▶ [The exercise]
Find all the lines with "name" and gather them.
+++
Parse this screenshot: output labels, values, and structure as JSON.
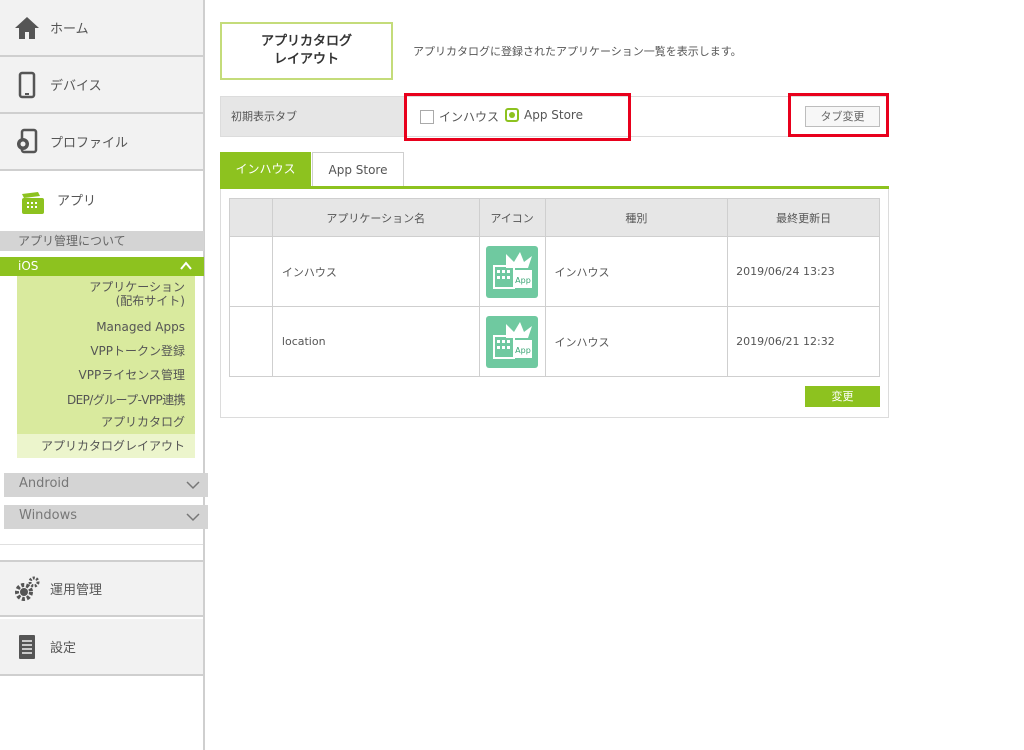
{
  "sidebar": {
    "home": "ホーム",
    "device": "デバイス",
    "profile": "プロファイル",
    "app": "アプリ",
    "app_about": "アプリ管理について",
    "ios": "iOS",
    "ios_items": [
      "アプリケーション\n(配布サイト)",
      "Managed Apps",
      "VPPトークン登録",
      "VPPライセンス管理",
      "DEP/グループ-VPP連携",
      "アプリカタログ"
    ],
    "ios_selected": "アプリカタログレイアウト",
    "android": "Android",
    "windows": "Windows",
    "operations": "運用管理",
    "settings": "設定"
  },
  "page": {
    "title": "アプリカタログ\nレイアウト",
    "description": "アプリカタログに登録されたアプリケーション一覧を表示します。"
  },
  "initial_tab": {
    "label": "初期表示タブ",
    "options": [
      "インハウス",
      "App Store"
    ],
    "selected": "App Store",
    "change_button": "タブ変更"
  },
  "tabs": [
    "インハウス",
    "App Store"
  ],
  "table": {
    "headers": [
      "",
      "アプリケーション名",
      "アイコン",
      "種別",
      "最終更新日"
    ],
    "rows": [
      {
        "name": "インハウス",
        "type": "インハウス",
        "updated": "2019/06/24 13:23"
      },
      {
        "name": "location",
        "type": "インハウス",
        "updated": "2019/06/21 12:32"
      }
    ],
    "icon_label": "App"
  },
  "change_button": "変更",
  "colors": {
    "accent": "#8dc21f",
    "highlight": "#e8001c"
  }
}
+++
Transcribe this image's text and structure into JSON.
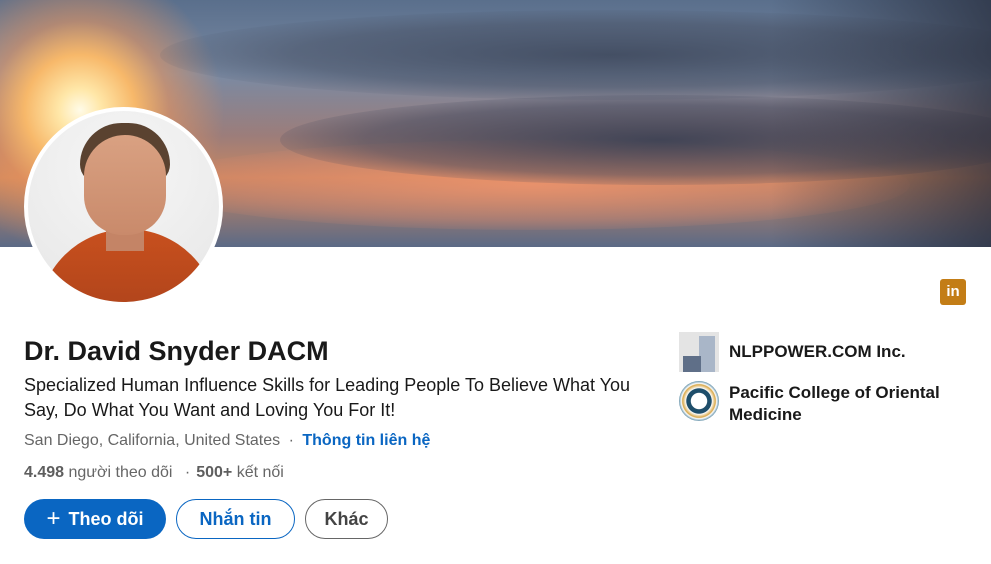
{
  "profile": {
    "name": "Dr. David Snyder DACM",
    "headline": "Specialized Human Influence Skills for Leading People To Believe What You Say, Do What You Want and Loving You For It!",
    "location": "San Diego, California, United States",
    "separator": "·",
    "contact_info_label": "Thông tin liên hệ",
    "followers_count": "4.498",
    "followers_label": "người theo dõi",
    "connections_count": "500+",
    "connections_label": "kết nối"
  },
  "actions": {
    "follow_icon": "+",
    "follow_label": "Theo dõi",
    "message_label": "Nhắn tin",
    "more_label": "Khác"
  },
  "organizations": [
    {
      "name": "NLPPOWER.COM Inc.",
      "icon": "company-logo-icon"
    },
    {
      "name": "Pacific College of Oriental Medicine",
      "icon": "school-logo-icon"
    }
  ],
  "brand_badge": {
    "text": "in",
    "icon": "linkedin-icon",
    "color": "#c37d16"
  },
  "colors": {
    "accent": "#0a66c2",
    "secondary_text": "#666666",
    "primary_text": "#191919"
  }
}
+++
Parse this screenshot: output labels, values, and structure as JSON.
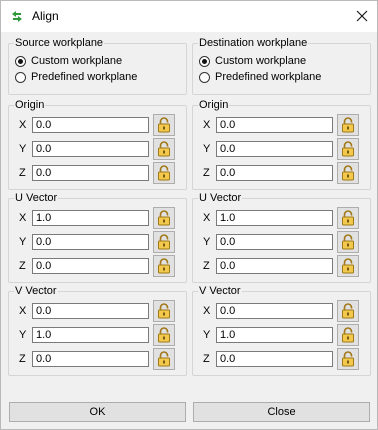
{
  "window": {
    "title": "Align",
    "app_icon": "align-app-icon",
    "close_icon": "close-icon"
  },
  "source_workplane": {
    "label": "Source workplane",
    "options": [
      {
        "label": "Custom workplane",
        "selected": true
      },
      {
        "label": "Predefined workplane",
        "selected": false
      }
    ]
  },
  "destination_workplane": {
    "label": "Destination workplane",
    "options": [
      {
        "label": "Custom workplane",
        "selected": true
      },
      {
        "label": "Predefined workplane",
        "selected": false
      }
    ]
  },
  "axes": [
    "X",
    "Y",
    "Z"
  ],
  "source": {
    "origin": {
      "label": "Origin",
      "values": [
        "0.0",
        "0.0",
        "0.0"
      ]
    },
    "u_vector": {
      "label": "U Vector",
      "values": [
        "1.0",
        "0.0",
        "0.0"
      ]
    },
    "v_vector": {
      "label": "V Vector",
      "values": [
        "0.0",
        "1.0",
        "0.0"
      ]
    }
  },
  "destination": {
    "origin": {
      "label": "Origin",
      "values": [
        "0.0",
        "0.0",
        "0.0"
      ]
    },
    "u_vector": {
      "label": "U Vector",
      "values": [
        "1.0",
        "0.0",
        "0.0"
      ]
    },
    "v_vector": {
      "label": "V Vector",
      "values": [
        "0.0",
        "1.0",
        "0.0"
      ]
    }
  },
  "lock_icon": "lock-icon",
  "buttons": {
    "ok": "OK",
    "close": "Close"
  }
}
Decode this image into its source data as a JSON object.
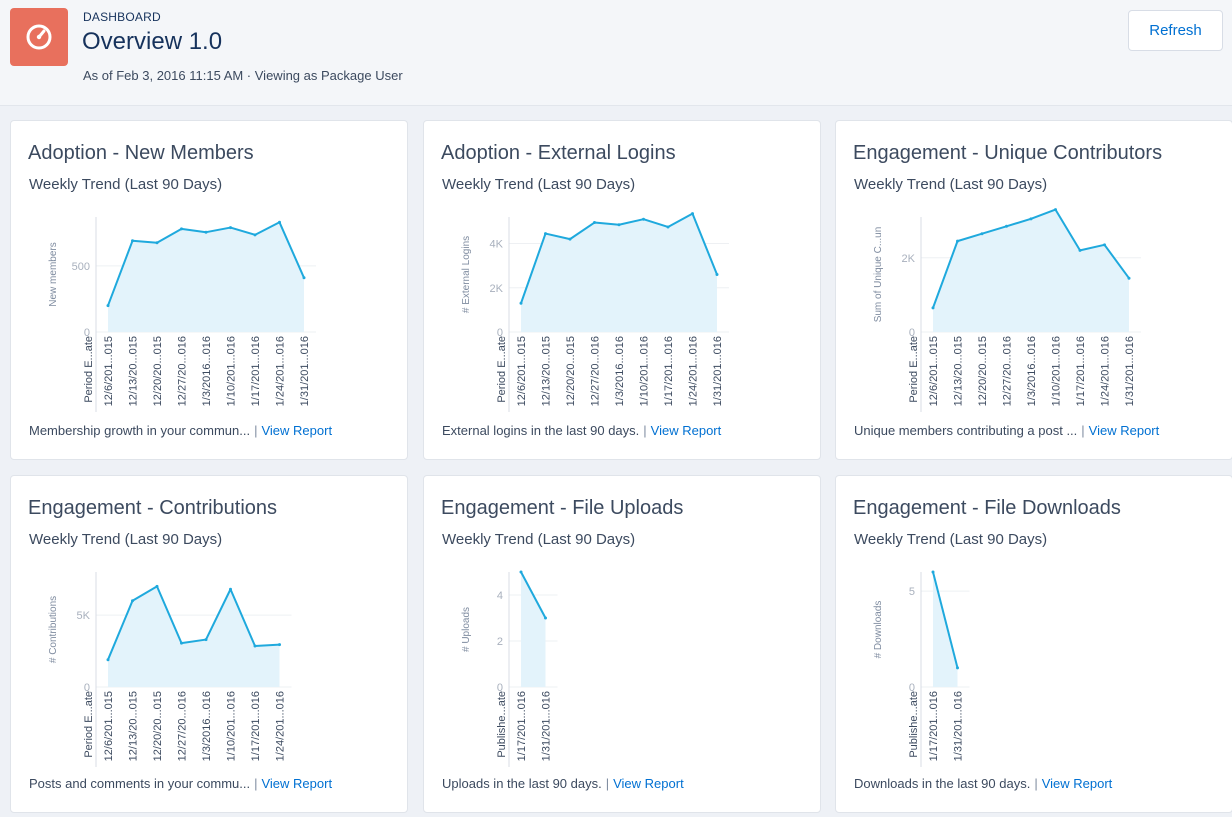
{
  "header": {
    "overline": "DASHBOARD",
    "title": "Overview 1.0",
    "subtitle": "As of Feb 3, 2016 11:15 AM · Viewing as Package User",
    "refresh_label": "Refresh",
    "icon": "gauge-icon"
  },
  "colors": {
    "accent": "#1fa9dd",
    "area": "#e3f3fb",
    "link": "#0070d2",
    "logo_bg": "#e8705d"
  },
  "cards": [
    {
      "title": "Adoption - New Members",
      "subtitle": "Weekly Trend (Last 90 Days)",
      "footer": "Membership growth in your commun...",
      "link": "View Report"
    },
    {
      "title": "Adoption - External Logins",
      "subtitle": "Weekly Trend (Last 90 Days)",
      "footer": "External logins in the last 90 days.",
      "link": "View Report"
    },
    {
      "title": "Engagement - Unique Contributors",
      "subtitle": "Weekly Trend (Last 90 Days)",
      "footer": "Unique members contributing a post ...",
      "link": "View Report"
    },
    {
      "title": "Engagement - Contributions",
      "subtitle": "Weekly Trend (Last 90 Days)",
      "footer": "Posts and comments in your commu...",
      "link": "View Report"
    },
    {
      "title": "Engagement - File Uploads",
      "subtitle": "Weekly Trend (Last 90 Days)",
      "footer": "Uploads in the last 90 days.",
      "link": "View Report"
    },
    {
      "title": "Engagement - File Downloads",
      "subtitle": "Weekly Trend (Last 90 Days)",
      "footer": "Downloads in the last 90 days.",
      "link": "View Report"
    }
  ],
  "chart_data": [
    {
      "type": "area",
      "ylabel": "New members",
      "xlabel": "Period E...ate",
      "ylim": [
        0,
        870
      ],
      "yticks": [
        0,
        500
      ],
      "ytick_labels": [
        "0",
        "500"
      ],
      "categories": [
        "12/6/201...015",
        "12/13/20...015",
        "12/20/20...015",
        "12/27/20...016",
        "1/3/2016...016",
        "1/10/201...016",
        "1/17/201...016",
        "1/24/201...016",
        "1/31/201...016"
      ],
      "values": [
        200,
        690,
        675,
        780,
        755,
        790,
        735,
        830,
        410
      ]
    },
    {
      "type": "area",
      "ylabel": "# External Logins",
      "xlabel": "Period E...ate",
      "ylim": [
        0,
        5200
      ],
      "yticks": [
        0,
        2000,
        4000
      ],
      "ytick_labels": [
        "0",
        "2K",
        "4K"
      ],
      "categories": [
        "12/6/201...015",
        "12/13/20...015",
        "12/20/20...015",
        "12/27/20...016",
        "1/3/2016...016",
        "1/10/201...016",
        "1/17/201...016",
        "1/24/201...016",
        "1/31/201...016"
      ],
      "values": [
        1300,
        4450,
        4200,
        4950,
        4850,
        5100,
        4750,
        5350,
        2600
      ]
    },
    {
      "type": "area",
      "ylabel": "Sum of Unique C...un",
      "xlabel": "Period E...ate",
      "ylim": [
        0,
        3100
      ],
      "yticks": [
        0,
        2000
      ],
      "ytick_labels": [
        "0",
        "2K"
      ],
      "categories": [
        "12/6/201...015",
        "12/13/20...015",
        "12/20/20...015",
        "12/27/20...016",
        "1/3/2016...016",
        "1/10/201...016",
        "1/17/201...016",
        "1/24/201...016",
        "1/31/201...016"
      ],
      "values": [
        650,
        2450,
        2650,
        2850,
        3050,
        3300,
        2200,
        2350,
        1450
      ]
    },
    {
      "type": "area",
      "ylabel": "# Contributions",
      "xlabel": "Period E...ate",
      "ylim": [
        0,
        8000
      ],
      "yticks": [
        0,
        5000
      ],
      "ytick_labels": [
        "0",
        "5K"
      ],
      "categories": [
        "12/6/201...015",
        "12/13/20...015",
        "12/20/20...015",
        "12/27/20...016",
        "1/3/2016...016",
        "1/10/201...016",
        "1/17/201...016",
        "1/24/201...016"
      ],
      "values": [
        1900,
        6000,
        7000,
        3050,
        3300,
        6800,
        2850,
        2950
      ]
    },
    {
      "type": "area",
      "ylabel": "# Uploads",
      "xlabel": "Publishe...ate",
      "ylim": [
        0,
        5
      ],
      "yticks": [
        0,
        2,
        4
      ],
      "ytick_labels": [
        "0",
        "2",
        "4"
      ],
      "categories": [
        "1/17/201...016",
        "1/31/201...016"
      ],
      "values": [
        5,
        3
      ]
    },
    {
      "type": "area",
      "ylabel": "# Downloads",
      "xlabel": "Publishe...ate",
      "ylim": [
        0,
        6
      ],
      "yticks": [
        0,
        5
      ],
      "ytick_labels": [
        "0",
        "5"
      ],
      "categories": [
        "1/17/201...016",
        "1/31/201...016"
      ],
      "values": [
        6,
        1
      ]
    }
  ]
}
+++
▶ [The reply]
        "name": "インハウス",
        "name": "location",
    "name": "Dr. David Snyder DACM",
      "name": "NLPPOWER.COM Inc.",
      "name": "Pacific College of Oriental Medicine",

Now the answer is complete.